--- start SUPPLIED RECORDS ---

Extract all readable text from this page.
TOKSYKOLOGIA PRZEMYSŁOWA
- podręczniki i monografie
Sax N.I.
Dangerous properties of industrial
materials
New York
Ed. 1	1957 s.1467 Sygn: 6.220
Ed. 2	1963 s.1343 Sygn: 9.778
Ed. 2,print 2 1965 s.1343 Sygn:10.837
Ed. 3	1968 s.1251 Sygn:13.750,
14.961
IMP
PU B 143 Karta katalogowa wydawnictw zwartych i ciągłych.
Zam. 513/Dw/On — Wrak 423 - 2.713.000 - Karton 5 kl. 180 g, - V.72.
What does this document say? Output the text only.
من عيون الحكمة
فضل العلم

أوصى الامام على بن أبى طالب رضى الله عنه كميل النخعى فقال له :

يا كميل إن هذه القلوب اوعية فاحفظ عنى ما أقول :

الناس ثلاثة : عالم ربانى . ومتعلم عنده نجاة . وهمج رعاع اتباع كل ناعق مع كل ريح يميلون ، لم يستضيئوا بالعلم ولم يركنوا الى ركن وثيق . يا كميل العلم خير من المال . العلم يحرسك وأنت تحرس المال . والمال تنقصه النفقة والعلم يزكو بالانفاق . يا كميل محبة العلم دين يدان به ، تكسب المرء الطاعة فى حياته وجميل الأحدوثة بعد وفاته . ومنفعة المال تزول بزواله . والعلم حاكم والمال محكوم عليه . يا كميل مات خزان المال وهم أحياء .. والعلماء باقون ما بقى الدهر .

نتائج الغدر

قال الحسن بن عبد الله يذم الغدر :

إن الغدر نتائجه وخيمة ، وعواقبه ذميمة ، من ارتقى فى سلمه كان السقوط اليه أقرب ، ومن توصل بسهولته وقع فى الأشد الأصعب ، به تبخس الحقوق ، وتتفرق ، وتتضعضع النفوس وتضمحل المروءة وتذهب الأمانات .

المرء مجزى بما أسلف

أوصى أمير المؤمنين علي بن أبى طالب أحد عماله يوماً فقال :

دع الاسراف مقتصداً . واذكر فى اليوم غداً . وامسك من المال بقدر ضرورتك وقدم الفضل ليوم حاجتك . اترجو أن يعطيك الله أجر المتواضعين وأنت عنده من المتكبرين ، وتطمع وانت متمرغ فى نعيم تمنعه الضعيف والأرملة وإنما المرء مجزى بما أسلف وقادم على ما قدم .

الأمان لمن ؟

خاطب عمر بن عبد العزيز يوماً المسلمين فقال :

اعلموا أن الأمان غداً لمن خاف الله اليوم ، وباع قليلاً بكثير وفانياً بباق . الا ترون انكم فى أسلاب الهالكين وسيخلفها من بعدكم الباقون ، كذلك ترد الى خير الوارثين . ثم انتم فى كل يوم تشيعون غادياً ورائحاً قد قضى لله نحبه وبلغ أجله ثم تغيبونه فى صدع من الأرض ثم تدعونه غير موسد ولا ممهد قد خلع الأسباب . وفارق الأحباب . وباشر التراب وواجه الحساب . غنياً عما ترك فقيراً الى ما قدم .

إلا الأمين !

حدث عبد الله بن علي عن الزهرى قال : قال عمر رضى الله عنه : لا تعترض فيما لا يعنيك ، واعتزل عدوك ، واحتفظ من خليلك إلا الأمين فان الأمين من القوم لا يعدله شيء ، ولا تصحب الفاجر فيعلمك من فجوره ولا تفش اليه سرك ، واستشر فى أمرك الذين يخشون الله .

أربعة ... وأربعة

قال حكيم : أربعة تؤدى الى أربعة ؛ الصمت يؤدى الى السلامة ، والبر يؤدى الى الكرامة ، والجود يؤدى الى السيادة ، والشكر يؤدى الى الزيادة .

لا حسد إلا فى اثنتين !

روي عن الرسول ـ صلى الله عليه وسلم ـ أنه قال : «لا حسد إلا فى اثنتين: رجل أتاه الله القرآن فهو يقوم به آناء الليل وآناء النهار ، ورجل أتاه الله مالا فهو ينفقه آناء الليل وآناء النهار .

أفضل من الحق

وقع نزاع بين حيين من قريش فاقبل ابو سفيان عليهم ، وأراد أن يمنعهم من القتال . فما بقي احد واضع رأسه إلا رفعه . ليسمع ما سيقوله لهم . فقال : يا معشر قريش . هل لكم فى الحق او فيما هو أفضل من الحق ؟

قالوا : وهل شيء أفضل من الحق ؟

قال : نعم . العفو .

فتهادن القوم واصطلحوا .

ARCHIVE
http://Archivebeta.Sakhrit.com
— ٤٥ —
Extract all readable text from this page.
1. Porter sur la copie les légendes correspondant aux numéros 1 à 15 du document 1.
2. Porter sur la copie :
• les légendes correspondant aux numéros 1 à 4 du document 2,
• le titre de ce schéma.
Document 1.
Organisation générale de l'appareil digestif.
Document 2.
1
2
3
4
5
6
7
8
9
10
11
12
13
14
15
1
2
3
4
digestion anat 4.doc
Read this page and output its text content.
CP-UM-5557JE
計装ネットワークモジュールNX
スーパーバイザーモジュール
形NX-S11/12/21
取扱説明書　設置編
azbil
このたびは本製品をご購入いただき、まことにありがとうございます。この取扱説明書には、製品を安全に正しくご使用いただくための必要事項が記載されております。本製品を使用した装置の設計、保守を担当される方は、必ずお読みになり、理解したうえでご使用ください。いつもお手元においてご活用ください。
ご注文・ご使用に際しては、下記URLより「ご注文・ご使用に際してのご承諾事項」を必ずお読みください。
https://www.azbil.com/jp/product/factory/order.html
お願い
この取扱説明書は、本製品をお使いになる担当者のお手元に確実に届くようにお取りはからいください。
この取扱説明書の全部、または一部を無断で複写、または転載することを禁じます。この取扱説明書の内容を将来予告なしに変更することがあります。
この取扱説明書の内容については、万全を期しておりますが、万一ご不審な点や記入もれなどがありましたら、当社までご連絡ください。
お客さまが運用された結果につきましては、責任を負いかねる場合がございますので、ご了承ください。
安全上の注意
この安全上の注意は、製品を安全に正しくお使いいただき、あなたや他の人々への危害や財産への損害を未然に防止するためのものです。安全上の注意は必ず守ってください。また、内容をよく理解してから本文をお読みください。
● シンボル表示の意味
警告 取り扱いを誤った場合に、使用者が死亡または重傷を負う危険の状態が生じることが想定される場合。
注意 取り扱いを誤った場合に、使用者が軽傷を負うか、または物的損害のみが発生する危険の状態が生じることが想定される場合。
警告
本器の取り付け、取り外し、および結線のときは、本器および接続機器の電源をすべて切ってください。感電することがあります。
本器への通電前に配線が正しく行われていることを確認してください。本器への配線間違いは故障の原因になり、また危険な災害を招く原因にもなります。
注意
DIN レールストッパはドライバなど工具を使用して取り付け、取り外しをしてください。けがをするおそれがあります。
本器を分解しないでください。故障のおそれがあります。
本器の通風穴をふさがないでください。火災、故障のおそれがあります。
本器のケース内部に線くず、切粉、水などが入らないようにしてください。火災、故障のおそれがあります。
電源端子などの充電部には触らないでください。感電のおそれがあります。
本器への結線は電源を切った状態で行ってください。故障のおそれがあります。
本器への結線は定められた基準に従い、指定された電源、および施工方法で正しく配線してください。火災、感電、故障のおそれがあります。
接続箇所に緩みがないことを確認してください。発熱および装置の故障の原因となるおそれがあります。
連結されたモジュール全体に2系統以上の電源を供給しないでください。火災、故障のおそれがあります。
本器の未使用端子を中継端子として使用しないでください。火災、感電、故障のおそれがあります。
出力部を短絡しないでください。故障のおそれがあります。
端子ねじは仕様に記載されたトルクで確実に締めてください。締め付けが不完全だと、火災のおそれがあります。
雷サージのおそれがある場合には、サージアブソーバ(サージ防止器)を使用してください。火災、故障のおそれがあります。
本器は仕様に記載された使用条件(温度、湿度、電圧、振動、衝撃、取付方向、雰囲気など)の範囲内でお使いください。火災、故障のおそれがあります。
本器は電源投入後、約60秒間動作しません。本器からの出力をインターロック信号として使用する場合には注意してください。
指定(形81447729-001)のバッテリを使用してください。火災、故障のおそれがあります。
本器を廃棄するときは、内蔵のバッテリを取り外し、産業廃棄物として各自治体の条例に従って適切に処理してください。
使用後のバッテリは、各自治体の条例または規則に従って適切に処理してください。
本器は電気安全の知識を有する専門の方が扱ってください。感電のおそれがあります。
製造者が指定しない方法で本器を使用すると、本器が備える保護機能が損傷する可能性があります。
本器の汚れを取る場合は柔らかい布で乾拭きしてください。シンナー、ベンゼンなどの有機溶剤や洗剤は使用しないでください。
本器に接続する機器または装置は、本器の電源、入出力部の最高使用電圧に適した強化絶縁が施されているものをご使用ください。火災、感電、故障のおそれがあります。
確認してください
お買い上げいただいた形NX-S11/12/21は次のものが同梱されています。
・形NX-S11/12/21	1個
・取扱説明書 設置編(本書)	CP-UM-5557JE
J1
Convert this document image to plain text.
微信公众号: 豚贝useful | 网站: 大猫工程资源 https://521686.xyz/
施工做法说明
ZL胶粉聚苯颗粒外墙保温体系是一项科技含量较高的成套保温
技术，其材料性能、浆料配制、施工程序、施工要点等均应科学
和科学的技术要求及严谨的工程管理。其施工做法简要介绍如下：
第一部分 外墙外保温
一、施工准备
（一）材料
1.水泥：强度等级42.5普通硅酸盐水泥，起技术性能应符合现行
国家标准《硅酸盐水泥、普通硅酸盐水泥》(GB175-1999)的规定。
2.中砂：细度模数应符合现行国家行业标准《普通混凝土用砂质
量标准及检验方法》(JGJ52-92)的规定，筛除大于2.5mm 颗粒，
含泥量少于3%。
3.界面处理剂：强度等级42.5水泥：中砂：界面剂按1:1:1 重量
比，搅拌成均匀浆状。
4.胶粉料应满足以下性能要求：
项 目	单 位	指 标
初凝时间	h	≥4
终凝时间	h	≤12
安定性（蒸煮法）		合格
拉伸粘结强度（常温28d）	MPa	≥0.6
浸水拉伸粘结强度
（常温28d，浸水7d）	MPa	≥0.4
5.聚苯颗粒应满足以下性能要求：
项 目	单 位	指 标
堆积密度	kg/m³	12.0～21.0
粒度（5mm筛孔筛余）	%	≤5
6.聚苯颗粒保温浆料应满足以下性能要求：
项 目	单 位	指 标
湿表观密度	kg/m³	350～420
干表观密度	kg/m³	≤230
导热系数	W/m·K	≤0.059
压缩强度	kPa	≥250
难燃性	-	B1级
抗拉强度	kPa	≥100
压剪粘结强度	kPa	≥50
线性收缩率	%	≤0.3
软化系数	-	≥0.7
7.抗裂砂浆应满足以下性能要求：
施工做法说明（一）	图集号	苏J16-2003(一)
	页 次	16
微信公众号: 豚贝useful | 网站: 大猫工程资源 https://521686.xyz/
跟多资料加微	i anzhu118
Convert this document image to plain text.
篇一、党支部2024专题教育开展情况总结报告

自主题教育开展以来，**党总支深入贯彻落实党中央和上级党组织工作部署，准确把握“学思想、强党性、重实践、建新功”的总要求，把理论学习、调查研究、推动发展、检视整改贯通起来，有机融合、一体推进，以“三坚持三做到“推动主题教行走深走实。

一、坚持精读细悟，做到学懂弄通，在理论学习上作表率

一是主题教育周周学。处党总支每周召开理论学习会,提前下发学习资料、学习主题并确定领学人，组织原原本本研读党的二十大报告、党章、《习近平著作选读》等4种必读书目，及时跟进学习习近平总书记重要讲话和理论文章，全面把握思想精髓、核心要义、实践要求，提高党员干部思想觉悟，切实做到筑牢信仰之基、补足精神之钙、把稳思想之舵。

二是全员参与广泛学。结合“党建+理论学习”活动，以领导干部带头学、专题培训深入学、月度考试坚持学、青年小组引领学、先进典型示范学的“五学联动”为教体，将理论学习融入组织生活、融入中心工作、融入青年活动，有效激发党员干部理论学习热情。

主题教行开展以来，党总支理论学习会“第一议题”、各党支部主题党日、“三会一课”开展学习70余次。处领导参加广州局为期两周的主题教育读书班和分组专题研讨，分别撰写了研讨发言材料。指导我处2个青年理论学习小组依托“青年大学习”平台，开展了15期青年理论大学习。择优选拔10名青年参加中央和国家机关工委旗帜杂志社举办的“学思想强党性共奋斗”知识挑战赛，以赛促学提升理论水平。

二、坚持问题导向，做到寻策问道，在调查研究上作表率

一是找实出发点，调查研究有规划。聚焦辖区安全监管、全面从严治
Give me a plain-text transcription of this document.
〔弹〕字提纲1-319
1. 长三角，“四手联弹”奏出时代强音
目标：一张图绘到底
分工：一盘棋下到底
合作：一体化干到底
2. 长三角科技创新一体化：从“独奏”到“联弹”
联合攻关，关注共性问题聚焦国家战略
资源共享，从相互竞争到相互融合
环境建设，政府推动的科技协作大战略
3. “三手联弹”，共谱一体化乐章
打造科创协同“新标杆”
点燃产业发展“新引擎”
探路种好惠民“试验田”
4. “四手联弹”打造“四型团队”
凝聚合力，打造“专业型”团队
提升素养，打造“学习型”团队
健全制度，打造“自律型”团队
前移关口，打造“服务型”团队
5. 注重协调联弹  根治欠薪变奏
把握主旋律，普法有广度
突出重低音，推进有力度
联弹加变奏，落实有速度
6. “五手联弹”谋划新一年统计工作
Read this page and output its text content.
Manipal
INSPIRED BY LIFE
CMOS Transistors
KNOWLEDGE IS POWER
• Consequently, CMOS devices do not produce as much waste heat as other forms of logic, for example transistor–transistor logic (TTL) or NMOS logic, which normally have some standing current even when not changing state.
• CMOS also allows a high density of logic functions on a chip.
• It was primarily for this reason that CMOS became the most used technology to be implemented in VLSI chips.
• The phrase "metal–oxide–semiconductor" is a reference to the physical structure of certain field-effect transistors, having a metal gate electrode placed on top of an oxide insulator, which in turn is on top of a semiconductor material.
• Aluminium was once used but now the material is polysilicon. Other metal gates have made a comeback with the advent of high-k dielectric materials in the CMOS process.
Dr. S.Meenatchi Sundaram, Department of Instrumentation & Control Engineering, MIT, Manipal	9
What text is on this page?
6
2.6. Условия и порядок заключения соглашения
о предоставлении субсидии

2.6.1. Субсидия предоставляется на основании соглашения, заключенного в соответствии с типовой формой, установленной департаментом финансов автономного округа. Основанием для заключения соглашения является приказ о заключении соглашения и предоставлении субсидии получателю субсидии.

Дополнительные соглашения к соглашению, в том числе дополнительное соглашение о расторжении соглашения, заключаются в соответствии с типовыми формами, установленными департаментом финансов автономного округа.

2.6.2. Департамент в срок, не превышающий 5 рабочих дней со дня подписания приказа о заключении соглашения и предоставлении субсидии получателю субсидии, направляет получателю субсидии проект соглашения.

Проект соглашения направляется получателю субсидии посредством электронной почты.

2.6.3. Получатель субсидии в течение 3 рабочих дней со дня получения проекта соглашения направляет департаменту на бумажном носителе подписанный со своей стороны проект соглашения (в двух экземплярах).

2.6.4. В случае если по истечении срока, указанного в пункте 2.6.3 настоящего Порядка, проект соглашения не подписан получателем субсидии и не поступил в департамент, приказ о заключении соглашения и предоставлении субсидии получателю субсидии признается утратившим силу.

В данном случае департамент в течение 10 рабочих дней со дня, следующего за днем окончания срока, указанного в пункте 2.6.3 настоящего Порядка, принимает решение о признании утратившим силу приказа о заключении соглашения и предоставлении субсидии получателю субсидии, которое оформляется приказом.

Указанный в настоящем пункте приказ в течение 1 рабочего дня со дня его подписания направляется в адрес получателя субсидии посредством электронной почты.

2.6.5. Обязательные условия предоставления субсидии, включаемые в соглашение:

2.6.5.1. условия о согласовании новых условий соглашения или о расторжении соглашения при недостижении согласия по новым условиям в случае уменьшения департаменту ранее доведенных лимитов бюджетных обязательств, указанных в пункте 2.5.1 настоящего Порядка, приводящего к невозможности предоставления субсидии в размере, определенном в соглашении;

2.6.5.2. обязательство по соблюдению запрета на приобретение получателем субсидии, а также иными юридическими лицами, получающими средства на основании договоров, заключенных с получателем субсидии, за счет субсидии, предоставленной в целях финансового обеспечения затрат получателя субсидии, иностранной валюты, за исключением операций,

--- end SUPPLIED RECORDS ---

- **PROBLEM STATEMENT**
Scan the lines above for "طالب", then copy every one that has it.

- **EXPECTED ANSWER**
أوصى الامام على بن أبى طالب رضى الله عنه كميل النخعى فقال له :
أوصى أمير المؤمنين علي بن أبى طالب أحد عماله يوماً فقال :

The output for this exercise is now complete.